— Task to carry out —
Look through the lines below and extract each one that contains "được".

[Lines of data]
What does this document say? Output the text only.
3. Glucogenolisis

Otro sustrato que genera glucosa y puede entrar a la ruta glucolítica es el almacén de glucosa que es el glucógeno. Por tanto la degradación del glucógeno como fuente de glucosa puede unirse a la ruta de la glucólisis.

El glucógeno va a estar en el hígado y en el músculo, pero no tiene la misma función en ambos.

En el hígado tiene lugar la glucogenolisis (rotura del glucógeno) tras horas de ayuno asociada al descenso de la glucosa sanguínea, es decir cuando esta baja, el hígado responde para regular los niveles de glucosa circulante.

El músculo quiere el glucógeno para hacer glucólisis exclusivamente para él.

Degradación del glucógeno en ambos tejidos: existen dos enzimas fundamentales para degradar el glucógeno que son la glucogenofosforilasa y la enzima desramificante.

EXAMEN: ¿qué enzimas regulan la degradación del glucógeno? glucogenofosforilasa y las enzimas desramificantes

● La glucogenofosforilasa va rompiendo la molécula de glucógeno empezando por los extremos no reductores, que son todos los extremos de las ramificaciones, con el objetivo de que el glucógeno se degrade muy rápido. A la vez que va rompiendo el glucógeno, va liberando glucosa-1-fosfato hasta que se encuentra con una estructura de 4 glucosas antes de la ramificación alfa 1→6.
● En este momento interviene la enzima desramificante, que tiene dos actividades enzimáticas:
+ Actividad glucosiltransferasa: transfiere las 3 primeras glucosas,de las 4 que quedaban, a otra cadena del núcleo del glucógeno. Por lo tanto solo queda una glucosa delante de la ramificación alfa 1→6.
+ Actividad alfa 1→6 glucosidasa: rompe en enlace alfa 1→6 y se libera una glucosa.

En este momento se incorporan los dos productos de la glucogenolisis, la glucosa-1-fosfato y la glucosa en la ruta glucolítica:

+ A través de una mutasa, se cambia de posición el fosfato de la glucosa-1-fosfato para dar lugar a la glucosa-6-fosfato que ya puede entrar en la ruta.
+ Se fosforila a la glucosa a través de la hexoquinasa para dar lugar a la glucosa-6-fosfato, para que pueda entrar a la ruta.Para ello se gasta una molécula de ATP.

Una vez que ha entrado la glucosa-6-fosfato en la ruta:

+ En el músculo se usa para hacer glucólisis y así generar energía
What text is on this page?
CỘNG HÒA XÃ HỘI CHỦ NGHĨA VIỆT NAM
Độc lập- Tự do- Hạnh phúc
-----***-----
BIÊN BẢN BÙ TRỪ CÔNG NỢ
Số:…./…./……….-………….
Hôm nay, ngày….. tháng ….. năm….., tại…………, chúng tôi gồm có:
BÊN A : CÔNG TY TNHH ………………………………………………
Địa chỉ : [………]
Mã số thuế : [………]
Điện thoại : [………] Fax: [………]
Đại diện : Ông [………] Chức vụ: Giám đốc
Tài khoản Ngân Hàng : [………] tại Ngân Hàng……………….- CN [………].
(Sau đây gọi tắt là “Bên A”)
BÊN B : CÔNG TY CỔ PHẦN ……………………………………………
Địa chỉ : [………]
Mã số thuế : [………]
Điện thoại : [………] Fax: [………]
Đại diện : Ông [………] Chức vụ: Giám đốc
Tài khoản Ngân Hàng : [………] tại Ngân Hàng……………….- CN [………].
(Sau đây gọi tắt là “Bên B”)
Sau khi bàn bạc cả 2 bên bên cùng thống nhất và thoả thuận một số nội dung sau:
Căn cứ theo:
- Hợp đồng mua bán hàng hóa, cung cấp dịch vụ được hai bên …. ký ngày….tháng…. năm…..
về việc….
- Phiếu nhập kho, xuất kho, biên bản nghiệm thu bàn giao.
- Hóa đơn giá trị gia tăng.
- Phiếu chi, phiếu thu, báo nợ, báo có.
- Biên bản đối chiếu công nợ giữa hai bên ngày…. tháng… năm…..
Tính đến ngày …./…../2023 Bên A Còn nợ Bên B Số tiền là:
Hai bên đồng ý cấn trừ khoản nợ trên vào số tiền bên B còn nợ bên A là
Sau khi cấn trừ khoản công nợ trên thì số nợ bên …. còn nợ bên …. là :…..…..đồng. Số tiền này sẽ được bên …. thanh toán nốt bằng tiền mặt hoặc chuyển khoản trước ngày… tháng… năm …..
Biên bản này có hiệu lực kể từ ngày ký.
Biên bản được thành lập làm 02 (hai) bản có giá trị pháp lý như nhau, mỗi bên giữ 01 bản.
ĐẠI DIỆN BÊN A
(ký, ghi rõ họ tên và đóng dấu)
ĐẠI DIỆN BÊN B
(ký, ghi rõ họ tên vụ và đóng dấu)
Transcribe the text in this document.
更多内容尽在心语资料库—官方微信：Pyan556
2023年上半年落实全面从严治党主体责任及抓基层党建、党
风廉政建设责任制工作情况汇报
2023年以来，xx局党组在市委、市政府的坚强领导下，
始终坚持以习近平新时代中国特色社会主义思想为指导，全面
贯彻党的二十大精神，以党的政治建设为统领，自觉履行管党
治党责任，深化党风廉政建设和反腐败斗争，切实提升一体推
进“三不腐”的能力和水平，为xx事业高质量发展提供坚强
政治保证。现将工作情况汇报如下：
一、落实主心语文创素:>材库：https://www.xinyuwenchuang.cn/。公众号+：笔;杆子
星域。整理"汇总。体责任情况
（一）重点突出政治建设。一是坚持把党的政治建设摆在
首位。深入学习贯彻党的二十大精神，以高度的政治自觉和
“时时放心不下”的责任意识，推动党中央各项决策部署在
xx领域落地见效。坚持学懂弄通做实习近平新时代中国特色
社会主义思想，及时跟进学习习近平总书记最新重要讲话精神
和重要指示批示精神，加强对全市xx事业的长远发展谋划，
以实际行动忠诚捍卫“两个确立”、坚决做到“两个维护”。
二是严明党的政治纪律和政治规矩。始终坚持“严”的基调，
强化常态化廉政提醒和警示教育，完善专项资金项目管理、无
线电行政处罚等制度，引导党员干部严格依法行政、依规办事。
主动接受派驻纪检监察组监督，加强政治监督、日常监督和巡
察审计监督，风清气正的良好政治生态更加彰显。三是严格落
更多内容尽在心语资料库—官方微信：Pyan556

— Final answer —
- Hợp đồng mua bán hàng hóa, cung cấp dịch vụ được hai bên …. ký ngày….tháng…. năm…..
Sau khi cấn trừ khoản công nợ trên thì số nợ bên …. còn nợ bên …. là :…..…..đồng. Số tiền này sẽ được bên …. thanh toán nốt bằng tiền mặt hoặc chuyển khoản trước ngày… tháng… năm …..
Biên bản được thành lập làm 02 (hai) bản có giá trị pháp lý như nhau, mỗi bên giữ 01 bản.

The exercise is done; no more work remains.